[Source records]
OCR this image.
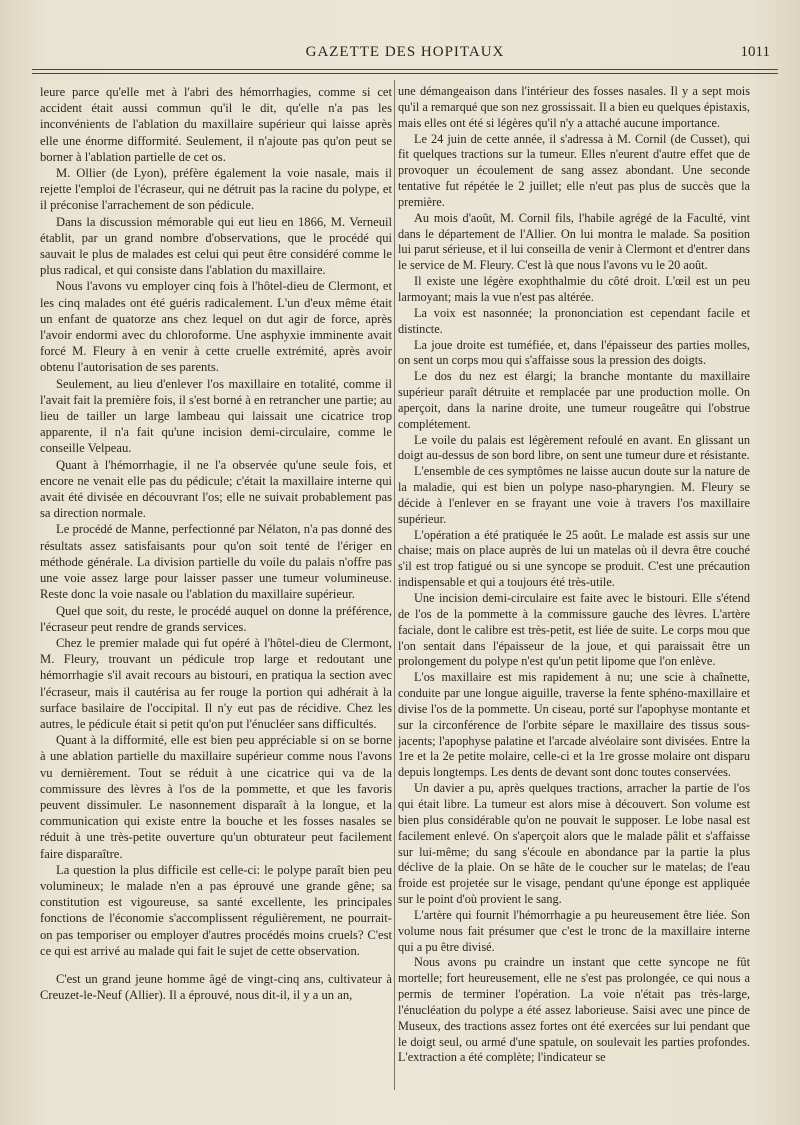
GAZETTE DES HOPITAUX	1011

leure parce qu'elle met à l'abri des hémorrhagies, comme si cet accident était aussi commun qu'il le dit, qu'elle n'a pas les inconvénients de l'ablation du maxillaire supérieur qui laisse après elle une énorme difformité. Seulement, il n'ajoute pas qu'on peut se borner à l'ablation partielle de cet os.

M. Ollier (de Lyon), préfère également la voie nasale, mais il rejette l'emploi de l'écraseur, qui ne détruit pas la racine du polype, et il préconise l'arrachement de son pédicule.

Dans la discussion mémorable qui eut lieu en 1866, M. Verneuil établit, par un grand nombre d'observations, que le procédé qui sauvait le plus de malades est celui qui peut être considéré comme le plus radical, et qui consiste dans l'ablation du maxillaire.

Nous l'avons vu employer cinq fois à l'hôtel-dieu de Clermont, et les cinq malades ont été guéris radicalement. L'un d'eux même était un enfant de quatorze ans chez lequel on dut agir de force, après l'avoir endormi avec du chloroforme. Une asphyxie imminente avait forcé M. Fleury à en venir à cette cruelle extrémité, après avoir obtenu l'autorisation de ses parents.

Seulement, au lieu d'enlever l'os maxillaire en totalité, comme il l'avait fait la première fois, il s'est borné à en retrancher une partie; au lieu de tailler un large lambeau qui laissait une cicatrice trop apparente, il n'a fait qu'une incision demi-circulaire, comme le conseille Velpeau.

Quant à l'hémorrhagie, il ne l'a observée qu'une seule fois, et encore ne venait elle pas du pédicule; c'était la maxillaire interne qui avait été divisée en découvrant l'os; elle ne suivait probablement pas sa direction normale.

Le procédé de Manne, perfectionné par Nélaton, n'a pas donné des résultats assez satisfaisants pour qu'on soit tenté de l'ériger en méthode générale. La division partielle du voile du palais n'offre pas une voie assez large pour laisser passer une tumeur volumineuse. Reste donc la voie nasale ou l'ablation du maxillaire supérieur.

Quel que soit, du reste, le procédé auquel on donne la préférence, l'écraseur peut rendre de grands services.

Chez le premier malade qui fut opéré à l'hôtel-dieu de Clermont, M. Fleury, trouvant un pédicule trop large et redoutant une hémorrhagie s'il avait recours au bistouri, en pratiqua la section avec l'écraseur, mais il cautérisa au fer rouge la portion qui adhérait à la surface basilaire de l'occipital. Il n'y eut pas de récidive. Chez les autres, le pédicule était si petit qu'on put l'énucléer sans difficultés.

Quant à la difformité, elle est bien peu appréciable si on se borne à une ablation partielle du maxillaire supérieur comme nous l'avons vu dernièrement. Tout se réduit à une cicatrice qui va de la commissure des lèvres à l'os de la pommette, et que les favoris peuvent dissimuler. Le nasonnement disparaît à la longue, et la communication qui existe entre la bouche et les fosses nasales se réduit à une très-petite ouverture qu'un obturateur peut facilement faire disparaître.

La question la plus difficile est celle-ci: le polype paraît bien peu volumineux; le malade n'en a pas éprouvé une grande gêne; sa constitution est vigoureuse, sa santé excellente, les principales fonctions de l'économie s'accomplissent régulièrement, ne pourrait-on pas temporiser ou employer d'autres procédés moins cruels? C'est ce qui est arrivé au malade qui fait le sujet de cette observation.

C'est un grand jeune homme âgé de vingt-cinq ans, cultivateur à Creuzet-le-Neuf (Allier). Il a éprouvé, nous dit-il, il y a un an,

une démangeaison dans l'intérieur des fosses nasales. Il y a sept mois qu'il a remarqué que son nez grossissait. Il a bien eu quelques épistaxis, mais elles ont été si légères qu'il n'y a attaché aucune importance.

Le 24 juin de cette année, il s'adressa à M. Cornil (de Cusset), qui fit quelques tractions sur la tumeur. Elles n'eurent d'autre effet que de provoquer un écoulement de sang assez abondant. Une seconde tentative fut répétée le 2 juillet; elle n'eut pas plus de succès que la première.

Au mois d'août, M. Cornil fils, l'habile agrégé de la Faculté, vint dans le département de l'Allier. On lui montra le malade. Sa position lui parut sérieuse, et il lui conseilla de venir à Clermont et d'entrer dans le service de M. Fleury. C'est là que nous l'avons vu le 20 août.

Il existe une légère exophthalmie du côté droit. L'œil est un peu larmoyant; mais la vue n'est pas altérée.

La voix est nasonnée; la prononciation est cependant facile et distincte.

La joue droite est tuméfiée, et, dans l'épaisseur des parties molles, on sent un corps mou qui s'affaisse sous la pression des doigts.

Le dos du nez est élargi; la branche montante du maxillaire supérieur paraît détruite et remplacée par une production molle. On aperçoit, dans la narine droite, une tumeur rougeâtre qui l'obstrue complétement.

Le voile du palais est légèrement refoulé en avant. En glissant un doigt au-dessus de son bord libre, on sent une tumeur dure et résistante.

L'ensemble de ces symptômes ne laisse aucun doute sur la nature de la maladie, qui est bien un polype naso-pharyngien. M. Fleury se décide à l'enlever en se frayant une voie à travers l'os maxillaire supérieur.

L'opération a été pratiquée le 25 août. Le malade est assis sur une chaise; mais on place auprès de lui un matelas où il devra être couché s'il est trop fatigué ou si une syncope se produit. C'est une précaution indispensable et qui a toujours été très-utile.

Une incision demi-circulaire est faite avec le bistouri. Elle s'étend de l'os de la pommette à la commissure gauche des lèvres. L'artère faciale, dont le calibre est très-petit, est liée de suite. Le corps mou que l'on sentait dans l'épaisseur de la joue, et qui paraissait être un prolongement du polype n'est qu'un petit lipome que l'on enlève.

L'os maxillaire est mis rapidement à nu; une scie à chaînette, conduite par une longue aiguille, traverse la fente sphéno-maxillaire et divise l'os de la pommette. Un ciseau, porté sur l'apophyse montante et sur la circonférence de l'orbite sépare le maxillaire des tissus sous-jacents; l'apophyse palatine et l'arcade alvéolaire sont divisées. Entre la 1re et la 2e petite molaire, celle-ci et la 1re grosse molaire ont disparu depuis longtemps. Les dents de devant sont donc toutes conservées.

Un davier a pu, après quelques tractions, arracher la partie de l'os qui était libre. La tumeur est alors mise à découvert. Son volume est bien plus considérable qu'on ne pouvait le supposer. Le lobe nasal est facilement enlevé. On s'aperçoit alors que le malade pâlit et s'affaisse sur lui-même; du sang s'écoule en abondance par la partie la plus déclive de la plaie. On se hâte de le coucher sur le matelas; de l'eau froide est projetée sur le visage, pendant qu'une éponge est appliquée sur le point d'où provient le sang.

L'artère qui fournit l'hémorrhagie a pu heureusement être liée. Son volume nous fait présumer que c'est le tronc de la maxillaire interne qui a pu être divisé.

Nous avons pu craindre un instant que cette syncope ne fût mortelle; fort heureusement, elle ne s'est pas prolongée, ce qui nous a permis de terminer l'opération. La voie n'était pas très-large, l'énucléation du polype a été assez laborieuse. Saisi avec une pince de Museux, des tractions assez fortes ont été exercées sur lui pendant que le doigt seul, ou armé d'une spatule, on soulevait les parties profondes. L'extraction a été complète; l'indicateur se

PROBLEM DETAILS
Without the pictures, transcribe the listing above exactly.

TASK RESULT
OCR this image.
GAZETTE DES HOPITAUX	1011

leure parce qu'elle met à l'abri des hémorrhagies, comme si cet accident était aussi commun qu'il le dit, qu'elle n'a pas les inconvénients de l'ablation du maxillaire supérieur qui laisse après elle une énorme difformité. Seulement, il n'ajoute pas qu'on peut se borner à l'ablation partielle de cet os.

M. Ollier (de Lyon), préfère également la voie nasale, mais il rejette l'emploi de l'écraseur, qui ne détruit pas la racine du polype, et il préconise l'arrachement de son pédicule.

Dans la discussion mémorable qui eut lieu en 1866, M. Verneuil établit, par un grand nombre d'observations, que le procédé qui sauvait le plus de malades est celui qui peut être considéré comme le plus radical, et qui consiste dans l'ablation du maxillaire.

Nous l'avons vu employer cinq fois à l'hôtel-dieu de Clermont, et les cinq malades ont été guéris radicalement. L'un d'eux même était un enfant de quatorze ans chez lequel on dut agir de force, après l'avoir endormi avec du chloroforme. Une asphyxie imminente avait forcé M. Fleury à en venir à cette cruelle extrémité, après avoir obtenu l'autorisation de ses parents.

Seulement, au lieu d'enlever l'os maxillaire en totalité, comme il l'avait fait la première fois, il s'est borné à en retrancher une partie; au lieu de tailler un large lambeau qui laissait une cicatrice trop apparente, il n'a fait qu'une incision demi-circulaire, comme le conseille Velpeau.

Quant à l'hémorrhagie, il ne l'a observée qu'une seule fois, et encore ne venait elle pas du pédicule; c'était la maxillaire interne qui avait été divisée en découvrant l'os; elle ne suivait probablement pas sa direction normale.

Le procédé de Manne, perfectionné par Nélaton, n'a pas donné des résultats assez satisfaisants pour qu'on soit tenté de l'ériger en méthode générale. La division partielle du voile du palais n'offre pas une voie assez large pour laisser passer une tumeur volumineuse. Reste donc la voie nasale ou l'ablation du maxillaire supérieur.

Quel que soit, du reste, le procédé auquel on donne la préférence, l'écraseur peut rendre de grands services.

Chez le premier malade qui fut opéré à l'hôtel-dieu de Clermont, M. Fleury, trouvant un pédicule trop large et redoutant une hémorrhagie s'il avait recours au bistouri, en pratiqua la section avec l'écraseur, mais il cautérisa au fer rouge la portion qui adhérait à la surface basilaire de l'occipital. Il n'y eut pas de récidive. Chez les autres, le pédicule était si petit qu'on put l'énucléer sans difficultés.

Quant à la difformité, elle est bien peu appréciable si on se borne à une ablation partielle du maxillaire supérieur comme nous l'avons vu dernièrement. Tout se réduit à une cicatrice qui va de la commissure des lèvres à l'os de la pommette, et que les favoris peuvent dissimuler. Le nasonnement disparaît à la longue, et la communication qui existe entre la bouche et les fosses nasales se réduit à une très-petite ouverture qu'un obturateur peut facilement faire disparaître.

La question la plus difficile est celle-ci: le polype paraît bien peu volumineux; le malade n'en a pas éprouvé une grande gêne; sa constitution est vigoureuse, sa santé excellente, les principales fonctions de l'économie s'accomplissent régulièrement, ne pourrait-on pas temporiser ou employer d'autres procédés moins cruels? C'est ce qui est arrivé au malade qui fait le sujet de cette observation.

C'est un grand jeune homme âgé de vingt-cinq ans, cultivateur à Creuzet-le-Neuf (Allier). Il a éprouvé, nous dit-il, il y a un an,

une démangeaison dans l'intérieur des fosses nasales. Il y a sept mois qu'il a remarqué que son nez grossissait. Il a bien eu quelques épistaxis, mais elles ont été si légères qu'il n'y a attaché aucune importance.

Le 24 juin de cette année, il s'adressa à M. Cornil (de Cusset), qui fit quelques tractions sur la tumeur. Elles n'eurent d'autre effet que de provoquer un écoulement de sang assez abondant. Une seconde tentative fut répétée le 2 juillet; elle n'eut pas plus de succès que la première.

Au mois d'août, M. Cornil fils, l'habile agrégé de la Faculté, vint dans le département de l'Allier. On lui montra le malade. Sa position lui parut sérieuse, et il lui conseilla de venir à Clermont et d'entrer dans le service de M. Fleury. C'est là que nous l'avons vu le 20 août.

Il existe une légère exophthalmie du côté droit. L'œil est un peu larmoyant; mais la vue n'est pas altérée.

La voix est nasonnée; la prononciation est cependant facile et distincte.

La joue droite est tuméfiée, et, dans l'épaisseur des parties molles, on sent un corps mou qui s'affaisse sous la pression des doigts.

Le dos du nez est élargi; la branche montante du maxillaire supérieur paraît détruite et remplacée par une production molle. On aperçoit, dans la narine droite, une tumeur rougeâtre qui l'obstrue complétement.

Le voile du palais est légèrement refoulé en avant. En glissant un doigt au-dessus de son bord libre, on sent une tumeur dure et résistante.

L'ensemble de ces symptômes ne laisse aucun doute sur la nature de la maladie, qui est bien un polype naso-pharyngien. M. Fleury se décide à l'enlever en se frayant une voie à travers l'os maxillaire supérieur.

L'opération a été pratiquée le 25 août. Le malade est assis sur une chaise; mais on place auprès de lui un matelas où il devra être couché s'il est trop fatigué ou si une syncope se produit. C'est une précaution indispensable et qui a toujours été très-utile.

Une incision demi-circulaire est faite avec le bistouri. Elle s'étend de l'os de la pommette à la commissure gauche des lèvres. L'artère faciale, dont le calibre est très-petit, est liée de suite. Le corps mou que l'on sentait dans l'épaisseur de la joue, et qui paraissait être un prolongement du polype n'est qu'un petit lipome que l'on enlève.

L'os maxillaire est mis rapidement à nu; une scie à chaînette, conduite par une longue aiguille, traverse la fente sphéno-maxillaire et divise l'os de la pommette. Un ciseau, porté sur l'apophyse montante et sur la circonférence de l'orbite sépare le maxillaire des tissus sous-jacents; l'apophyse palatine et l'arcade alvéolaire sont divisées. Entre la 1re et la 2e petite molaire, celle-ci et la 1re grosse molaire ont disparu depuis longtemps. Les dents de devant sont donc toutes conservées.

Un davier a pu, après quelques tractions, arracher la partie de l'os qui était libre. La tumeur est alors mise à découvert. Son volume est bien plus considérable qu'on ne pouvait le supposer. Le lobe nasal est facilement enlevé. On s'aperçoit alors que le malade pâlit et s'affaisse sur lui-même; du sang s'écoule en abondance par la partie la plus déclive de la plaie. On se hâte de le coucher sur le matelas; de l'eau froide est projetée sur le visage, pendant qu'une éponge est appliquée sur le point d'où provient le sang.

L'artère qui fournit l'hémorrhagie a pu heureusement être liée. Son volume nous fait présumer que c'est le tronc de la maxillaire interne qui a pu être divisé.

Nous avons pu craindre un instant que cette syncope ne fût mortelle; fort heureusement, elle ne s'est pas prolongée, ce qui nous a permis de terminer l'opération. La voie n'était pas très-large, l'énucléation du polype a été assez laborieuse. Saisi avec une pince de Museux, des tractions assez fortes ont été exercées sur lui pendant que le doigt seul, ou armé d'une spatule, on soulevait les parties profondes. L'extraction a été complète; l'indicateur se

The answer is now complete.